-- Task goal --
For the material that follows, list every line containing the word "коммунальными".

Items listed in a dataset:
§

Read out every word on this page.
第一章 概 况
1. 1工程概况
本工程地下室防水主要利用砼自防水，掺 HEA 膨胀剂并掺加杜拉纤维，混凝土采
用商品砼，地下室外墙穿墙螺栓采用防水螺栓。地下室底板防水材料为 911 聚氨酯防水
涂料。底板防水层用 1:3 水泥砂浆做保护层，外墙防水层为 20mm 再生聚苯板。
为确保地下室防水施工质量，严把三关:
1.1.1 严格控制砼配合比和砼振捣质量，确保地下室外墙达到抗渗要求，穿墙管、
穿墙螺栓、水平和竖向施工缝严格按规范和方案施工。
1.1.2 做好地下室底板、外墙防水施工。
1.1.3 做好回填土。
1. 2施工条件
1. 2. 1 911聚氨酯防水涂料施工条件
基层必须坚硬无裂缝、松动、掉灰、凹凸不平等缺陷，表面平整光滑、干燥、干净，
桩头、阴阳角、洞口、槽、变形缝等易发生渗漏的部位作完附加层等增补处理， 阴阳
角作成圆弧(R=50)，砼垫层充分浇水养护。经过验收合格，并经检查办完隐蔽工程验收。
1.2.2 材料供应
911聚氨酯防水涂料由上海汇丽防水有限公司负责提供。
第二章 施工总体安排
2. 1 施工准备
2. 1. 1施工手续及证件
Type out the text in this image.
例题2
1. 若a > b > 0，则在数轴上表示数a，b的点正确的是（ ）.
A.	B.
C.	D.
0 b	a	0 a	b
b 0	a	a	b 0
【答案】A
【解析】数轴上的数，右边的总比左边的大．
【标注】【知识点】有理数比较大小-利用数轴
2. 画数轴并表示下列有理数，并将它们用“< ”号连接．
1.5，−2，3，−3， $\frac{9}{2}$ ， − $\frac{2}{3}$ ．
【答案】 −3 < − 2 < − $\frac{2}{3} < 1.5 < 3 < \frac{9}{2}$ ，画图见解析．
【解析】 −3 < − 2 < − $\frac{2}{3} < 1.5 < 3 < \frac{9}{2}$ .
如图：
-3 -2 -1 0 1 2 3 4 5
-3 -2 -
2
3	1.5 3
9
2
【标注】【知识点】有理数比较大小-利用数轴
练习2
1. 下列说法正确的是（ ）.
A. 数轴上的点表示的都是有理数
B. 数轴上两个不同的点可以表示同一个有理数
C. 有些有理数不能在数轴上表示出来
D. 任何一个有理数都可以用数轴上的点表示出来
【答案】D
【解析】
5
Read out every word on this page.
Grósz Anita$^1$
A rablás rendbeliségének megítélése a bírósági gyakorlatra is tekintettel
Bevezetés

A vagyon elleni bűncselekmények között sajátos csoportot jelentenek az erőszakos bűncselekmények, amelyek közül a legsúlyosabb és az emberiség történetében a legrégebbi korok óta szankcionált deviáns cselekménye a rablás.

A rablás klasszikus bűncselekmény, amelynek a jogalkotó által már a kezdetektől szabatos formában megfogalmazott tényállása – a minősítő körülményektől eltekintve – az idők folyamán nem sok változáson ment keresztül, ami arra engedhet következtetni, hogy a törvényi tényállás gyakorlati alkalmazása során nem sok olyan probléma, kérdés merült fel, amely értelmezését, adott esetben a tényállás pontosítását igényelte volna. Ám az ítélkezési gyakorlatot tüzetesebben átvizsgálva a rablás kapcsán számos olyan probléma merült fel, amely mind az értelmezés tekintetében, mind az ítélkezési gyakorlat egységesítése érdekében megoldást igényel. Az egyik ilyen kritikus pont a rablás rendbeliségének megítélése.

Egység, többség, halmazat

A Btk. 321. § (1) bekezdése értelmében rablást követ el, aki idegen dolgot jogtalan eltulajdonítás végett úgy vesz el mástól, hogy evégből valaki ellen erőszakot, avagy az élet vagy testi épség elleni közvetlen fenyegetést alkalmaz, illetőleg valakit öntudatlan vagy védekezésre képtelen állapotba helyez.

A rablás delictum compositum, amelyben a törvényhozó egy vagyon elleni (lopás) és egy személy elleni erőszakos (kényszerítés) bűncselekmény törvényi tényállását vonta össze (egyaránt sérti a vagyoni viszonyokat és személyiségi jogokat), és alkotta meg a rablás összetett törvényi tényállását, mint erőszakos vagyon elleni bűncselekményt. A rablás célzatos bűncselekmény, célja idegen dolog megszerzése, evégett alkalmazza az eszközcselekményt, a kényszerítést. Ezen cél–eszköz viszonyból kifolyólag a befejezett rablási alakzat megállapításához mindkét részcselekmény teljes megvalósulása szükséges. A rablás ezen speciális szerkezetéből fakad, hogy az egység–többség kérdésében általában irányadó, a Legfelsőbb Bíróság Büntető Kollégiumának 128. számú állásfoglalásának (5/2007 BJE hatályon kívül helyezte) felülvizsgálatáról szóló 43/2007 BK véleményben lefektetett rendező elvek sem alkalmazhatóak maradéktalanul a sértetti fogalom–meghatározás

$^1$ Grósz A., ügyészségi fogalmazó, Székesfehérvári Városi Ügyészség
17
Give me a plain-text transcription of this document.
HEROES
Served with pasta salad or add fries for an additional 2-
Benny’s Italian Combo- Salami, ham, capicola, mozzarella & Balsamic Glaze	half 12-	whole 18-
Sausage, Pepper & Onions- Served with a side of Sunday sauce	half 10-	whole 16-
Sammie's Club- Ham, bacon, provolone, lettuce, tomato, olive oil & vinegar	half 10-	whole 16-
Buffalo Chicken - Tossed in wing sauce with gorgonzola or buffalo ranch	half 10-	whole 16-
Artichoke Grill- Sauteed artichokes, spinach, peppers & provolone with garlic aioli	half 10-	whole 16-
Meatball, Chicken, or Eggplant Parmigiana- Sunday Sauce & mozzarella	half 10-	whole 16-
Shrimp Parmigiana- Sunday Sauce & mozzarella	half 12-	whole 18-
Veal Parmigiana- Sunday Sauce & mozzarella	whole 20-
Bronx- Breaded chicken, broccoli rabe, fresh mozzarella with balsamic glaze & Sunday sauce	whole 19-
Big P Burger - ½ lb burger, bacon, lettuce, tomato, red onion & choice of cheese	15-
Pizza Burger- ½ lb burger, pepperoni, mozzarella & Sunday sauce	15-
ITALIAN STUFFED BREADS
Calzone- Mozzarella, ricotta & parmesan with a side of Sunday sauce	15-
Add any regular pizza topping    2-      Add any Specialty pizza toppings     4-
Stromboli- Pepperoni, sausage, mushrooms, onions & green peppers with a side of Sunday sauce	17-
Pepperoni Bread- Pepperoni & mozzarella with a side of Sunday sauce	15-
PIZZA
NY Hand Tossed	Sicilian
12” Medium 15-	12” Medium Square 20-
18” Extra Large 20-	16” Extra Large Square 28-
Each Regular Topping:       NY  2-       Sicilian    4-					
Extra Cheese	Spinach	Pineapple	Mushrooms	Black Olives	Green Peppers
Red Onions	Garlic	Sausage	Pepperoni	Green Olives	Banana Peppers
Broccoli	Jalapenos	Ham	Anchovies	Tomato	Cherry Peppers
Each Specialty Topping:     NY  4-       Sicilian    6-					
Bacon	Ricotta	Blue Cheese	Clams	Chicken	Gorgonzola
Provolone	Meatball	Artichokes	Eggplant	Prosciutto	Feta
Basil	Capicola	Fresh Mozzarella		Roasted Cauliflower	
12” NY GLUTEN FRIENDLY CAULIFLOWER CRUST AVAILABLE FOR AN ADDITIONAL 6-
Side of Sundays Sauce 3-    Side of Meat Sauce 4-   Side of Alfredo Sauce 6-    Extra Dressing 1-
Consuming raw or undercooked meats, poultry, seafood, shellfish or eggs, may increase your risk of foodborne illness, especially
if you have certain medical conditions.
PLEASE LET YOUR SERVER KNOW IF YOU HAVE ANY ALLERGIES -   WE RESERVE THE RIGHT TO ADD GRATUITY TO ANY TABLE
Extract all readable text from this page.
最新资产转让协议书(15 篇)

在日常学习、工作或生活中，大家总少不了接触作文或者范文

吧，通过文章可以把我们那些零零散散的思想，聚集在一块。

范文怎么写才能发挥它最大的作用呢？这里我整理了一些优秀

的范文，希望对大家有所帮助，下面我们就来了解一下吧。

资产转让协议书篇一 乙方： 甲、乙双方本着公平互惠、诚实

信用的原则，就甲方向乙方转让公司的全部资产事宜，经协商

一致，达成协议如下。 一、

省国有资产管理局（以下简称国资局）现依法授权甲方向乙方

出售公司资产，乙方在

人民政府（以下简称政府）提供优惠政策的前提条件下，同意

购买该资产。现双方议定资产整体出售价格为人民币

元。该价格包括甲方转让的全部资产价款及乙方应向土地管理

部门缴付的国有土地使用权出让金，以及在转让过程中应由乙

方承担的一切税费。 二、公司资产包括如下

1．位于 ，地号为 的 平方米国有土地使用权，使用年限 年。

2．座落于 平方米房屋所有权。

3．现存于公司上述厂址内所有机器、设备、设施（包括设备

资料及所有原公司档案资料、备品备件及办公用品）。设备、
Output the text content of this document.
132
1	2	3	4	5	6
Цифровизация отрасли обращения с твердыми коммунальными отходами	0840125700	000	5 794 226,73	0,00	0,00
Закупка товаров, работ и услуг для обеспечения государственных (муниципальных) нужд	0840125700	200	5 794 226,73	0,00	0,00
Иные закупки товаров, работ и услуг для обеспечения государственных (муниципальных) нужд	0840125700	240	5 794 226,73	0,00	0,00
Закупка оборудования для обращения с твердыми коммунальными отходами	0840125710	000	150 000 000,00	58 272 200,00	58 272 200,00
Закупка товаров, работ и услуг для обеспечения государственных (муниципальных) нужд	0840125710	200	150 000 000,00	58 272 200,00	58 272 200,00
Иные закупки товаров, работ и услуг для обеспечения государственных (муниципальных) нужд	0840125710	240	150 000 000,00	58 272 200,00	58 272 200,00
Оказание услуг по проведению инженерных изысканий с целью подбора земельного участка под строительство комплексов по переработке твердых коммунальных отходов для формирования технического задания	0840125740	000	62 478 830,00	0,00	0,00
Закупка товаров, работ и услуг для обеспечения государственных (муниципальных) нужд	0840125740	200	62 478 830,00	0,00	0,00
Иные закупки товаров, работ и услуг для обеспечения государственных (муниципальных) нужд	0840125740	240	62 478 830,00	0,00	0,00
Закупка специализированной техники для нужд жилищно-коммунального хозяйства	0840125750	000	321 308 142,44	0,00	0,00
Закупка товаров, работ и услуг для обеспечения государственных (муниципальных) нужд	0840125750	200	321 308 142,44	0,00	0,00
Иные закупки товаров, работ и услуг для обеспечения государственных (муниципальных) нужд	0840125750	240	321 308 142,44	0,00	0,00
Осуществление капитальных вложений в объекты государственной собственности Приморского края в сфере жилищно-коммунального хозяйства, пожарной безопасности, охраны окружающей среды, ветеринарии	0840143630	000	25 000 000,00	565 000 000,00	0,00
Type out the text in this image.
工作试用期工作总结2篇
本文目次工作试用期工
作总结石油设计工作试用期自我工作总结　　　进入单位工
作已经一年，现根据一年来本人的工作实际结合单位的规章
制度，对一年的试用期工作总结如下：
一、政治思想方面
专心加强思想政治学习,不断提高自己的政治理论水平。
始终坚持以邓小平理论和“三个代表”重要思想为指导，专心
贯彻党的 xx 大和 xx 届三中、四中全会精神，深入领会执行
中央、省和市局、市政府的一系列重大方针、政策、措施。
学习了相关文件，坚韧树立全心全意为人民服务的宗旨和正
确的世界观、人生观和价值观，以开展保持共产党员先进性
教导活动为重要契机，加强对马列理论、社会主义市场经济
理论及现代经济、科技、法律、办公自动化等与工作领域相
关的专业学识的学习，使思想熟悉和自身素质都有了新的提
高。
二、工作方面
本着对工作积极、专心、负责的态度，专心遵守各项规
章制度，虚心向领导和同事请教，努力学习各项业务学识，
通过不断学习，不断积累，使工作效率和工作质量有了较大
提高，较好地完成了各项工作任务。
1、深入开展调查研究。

§

-- Finished exercise --
Цифровизация отрасли обращения с твердыми коммунальными отходами	0840125700	000	5 794 226,73	0,00	0,00
Закупка оборудования для обращения с твердыми коммунальными отходами	0840125710	000	150 000 000,00	58 272 200,00	58 272 200,00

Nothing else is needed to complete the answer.